REQUIREMENT: Determine which lines of the records include the word "Allgemeinformel", and copy them.

SUPPLIED RECORDS:
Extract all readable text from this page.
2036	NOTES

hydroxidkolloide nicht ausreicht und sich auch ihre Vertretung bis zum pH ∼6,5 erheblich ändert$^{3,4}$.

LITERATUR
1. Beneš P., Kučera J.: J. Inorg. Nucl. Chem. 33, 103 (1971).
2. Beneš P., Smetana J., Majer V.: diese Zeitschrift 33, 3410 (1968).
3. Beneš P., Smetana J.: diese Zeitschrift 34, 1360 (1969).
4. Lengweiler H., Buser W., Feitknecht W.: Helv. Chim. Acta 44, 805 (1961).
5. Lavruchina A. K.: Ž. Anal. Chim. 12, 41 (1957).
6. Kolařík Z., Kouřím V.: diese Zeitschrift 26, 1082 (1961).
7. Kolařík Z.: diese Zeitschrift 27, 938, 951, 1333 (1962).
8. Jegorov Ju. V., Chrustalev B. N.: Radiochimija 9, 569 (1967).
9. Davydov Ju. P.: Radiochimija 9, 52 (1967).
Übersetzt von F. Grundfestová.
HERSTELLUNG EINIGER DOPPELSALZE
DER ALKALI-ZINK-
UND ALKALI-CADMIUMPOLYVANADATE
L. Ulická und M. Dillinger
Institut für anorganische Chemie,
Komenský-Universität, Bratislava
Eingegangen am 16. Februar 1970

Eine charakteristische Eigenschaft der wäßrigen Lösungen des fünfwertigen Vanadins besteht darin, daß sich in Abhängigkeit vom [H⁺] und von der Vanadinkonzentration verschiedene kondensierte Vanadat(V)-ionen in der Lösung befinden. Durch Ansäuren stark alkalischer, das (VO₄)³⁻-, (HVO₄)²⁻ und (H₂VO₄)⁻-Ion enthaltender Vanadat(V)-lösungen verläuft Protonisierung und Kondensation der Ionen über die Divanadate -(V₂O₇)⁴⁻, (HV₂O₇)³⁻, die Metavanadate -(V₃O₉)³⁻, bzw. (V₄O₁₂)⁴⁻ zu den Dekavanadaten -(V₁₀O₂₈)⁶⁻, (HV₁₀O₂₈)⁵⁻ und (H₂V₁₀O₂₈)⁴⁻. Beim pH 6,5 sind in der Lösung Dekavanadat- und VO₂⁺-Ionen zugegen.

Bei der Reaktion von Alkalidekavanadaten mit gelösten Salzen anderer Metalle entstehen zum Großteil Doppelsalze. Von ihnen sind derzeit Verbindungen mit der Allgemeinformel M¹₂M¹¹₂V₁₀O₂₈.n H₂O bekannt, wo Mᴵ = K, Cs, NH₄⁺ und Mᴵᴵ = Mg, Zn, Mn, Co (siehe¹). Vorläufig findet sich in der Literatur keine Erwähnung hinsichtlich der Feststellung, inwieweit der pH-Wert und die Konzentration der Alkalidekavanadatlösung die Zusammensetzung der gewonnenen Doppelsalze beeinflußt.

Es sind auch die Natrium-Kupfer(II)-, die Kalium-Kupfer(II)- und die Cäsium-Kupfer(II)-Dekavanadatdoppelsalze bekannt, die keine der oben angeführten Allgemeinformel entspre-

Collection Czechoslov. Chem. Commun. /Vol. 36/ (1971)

TASK OUTPUT:
Bei der Reaktion von Alkalidekavanadaten mit gelösten Salzen anderer Metalle entstehen zum Großteil Doppelsalze. Von ihnen sind derzeit Verbindungen mit der Allgemeinformel M¹₂M¹¹₂V₁₀O₂₈.n H₂O bekannt, wo Mᴵ = K, Cs, NH₄⁺ und Mᴵᴵ = Mg, Zn, Mn, Co (siehe¹). Vorläufig findet sich in der Literatur keine Erwähnung hinsichtlich der Feststellung, inwieweit der pH-Wert und die Konzentration der Alkalidekavanadatlösung die Zusammensetzung der gewonnenen Doppelsalze beeinflußt.
Es sind auch die Natrium-Kupfer(II)-, die Kalium-Kupfer(II)- und die Cäsium-Kupfer(II)-Dekavanadatdoppelsalze bekannt, die keine der oben angeführten Allgemeinformel entspre-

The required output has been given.